Aim -> List each line of the data that holds the string "Ausstoß".

** START Dataset records **

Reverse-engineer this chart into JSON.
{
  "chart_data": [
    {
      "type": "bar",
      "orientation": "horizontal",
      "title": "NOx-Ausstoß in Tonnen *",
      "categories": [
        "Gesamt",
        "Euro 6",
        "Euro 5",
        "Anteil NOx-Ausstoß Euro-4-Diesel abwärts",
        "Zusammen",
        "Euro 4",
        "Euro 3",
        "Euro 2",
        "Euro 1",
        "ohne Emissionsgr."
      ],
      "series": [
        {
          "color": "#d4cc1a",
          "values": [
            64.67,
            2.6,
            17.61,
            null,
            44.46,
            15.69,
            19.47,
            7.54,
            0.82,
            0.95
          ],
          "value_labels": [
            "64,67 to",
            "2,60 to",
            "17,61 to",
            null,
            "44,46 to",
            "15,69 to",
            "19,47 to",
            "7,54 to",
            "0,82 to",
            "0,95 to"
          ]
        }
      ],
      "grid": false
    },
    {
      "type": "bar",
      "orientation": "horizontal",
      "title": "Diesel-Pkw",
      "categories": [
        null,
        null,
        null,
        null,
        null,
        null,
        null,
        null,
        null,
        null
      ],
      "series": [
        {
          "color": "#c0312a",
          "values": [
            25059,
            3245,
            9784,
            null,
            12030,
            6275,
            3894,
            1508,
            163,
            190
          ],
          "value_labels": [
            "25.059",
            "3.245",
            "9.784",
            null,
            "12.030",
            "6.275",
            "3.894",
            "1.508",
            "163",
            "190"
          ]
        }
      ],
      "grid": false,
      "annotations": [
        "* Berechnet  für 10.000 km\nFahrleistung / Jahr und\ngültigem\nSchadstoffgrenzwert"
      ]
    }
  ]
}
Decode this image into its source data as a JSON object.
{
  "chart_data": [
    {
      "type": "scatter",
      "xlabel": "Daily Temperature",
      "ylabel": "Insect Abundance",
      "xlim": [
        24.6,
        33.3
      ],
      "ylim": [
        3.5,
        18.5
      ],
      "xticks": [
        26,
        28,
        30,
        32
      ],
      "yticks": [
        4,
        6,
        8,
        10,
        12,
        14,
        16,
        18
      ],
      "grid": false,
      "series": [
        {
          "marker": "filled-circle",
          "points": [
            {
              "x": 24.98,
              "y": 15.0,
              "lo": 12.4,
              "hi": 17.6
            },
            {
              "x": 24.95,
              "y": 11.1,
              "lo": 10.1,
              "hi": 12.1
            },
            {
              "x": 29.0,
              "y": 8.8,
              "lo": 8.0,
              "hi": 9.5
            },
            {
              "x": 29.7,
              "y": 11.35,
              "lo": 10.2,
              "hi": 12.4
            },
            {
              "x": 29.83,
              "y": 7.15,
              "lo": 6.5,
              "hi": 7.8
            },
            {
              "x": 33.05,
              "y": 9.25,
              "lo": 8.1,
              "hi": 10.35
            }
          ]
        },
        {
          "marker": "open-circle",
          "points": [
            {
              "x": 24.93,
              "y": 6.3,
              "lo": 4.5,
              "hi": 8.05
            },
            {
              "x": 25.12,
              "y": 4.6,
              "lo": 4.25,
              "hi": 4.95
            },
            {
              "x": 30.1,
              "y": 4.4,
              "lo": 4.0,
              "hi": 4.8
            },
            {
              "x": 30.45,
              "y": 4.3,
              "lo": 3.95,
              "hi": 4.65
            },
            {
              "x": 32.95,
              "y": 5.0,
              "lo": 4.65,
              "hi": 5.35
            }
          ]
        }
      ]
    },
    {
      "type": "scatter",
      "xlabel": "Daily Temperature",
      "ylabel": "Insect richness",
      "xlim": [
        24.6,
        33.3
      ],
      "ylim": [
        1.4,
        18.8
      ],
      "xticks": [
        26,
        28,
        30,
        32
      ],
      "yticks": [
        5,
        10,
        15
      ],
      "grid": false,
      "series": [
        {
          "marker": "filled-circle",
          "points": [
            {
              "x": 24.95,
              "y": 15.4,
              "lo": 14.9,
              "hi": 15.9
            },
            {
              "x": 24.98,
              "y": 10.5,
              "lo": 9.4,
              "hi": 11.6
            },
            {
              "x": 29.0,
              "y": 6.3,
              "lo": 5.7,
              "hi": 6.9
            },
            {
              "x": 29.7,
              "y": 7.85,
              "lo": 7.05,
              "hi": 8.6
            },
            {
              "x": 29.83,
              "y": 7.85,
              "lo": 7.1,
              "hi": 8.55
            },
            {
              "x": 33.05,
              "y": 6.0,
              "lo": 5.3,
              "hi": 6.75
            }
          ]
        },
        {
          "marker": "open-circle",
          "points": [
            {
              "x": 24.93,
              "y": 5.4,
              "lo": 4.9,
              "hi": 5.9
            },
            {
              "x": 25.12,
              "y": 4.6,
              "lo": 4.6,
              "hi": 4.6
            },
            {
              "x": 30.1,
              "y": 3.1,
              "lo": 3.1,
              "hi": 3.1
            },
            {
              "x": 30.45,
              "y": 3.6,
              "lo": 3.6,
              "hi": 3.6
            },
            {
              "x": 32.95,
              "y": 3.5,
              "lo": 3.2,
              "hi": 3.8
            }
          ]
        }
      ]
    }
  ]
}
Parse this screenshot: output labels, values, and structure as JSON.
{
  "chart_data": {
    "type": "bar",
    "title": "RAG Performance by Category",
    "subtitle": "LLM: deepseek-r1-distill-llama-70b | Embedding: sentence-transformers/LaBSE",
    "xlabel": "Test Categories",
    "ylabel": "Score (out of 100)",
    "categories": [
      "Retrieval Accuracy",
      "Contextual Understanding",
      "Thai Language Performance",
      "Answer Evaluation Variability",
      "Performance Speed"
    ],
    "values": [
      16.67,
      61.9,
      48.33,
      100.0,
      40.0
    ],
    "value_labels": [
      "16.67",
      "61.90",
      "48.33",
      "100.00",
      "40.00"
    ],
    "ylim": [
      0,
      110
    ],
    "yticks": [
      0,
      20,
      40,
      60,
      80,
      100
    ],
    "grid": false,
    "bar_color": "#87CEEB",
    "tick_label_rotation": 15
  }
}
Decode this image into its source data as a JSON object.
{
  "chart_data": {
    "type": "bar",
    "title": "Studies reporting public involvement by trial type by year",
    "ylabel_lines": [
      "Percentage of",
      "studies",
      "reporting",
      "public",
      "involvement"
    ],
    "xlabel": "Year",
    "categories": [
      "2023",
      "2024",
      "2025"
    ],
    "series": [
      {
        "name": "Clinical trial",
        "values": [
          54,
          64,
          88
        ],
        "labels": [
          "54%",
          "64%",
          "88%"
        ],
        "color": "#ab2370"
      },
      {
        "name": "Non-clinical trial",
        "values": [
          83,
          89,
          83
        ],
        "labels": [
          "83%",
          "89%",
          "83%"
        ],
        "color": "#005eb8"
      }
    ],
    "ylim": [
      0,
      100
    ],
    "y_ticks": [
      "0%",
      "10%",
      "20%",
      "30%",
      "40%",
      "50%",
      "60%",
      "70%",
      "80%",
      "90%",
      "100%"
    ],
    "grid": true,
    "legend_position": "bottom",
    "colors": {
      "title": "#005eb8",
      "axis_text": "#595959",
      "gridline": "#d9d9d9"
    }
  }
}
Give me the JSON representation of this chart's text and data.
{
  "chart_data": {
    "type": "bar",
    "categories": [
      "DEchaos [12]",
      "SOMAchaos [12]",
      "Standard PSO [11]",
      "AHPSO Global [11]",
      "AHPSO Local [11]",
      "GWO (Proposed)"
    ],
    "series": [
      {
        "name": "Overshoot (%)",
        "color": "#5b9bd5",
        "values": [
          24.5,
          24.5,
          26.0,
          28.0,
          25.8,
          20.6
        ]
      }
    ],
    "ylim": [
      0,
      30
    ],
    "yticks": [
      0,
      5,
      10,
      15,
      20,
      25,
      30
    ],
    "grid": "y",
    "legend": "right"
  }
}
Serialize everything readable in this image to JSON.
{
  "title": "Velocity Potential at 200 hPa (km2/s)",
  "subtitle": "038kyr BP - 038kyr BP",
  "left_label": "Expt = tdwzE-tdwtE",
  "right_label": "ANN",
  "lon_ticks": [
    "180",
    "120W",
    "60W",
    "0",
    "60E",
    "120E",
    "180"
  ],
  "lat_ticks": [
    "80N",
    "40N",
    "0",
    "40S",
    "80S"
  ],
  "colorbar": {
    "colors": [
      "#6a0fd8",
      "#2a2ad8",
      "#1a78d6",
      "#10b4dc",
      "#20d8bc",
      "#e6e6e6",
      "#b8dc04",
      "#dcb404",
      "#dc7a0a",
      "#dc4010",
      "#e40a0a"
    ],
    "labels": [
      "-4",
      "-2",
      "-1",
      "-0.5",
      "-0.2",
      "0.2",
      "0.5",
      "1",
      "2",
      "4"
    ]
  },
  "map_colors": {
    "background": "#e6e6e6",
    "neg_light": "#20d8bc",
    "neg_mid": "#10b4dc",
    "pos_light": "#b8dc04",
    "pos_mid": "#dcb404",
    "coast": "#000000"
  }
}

** END Dataset records **

Task result ->
      "title": "NOx-Ausstoß in Tonnen *",
        "Anteil NOx-Ausstoß Euro-4-Diesel abwärts",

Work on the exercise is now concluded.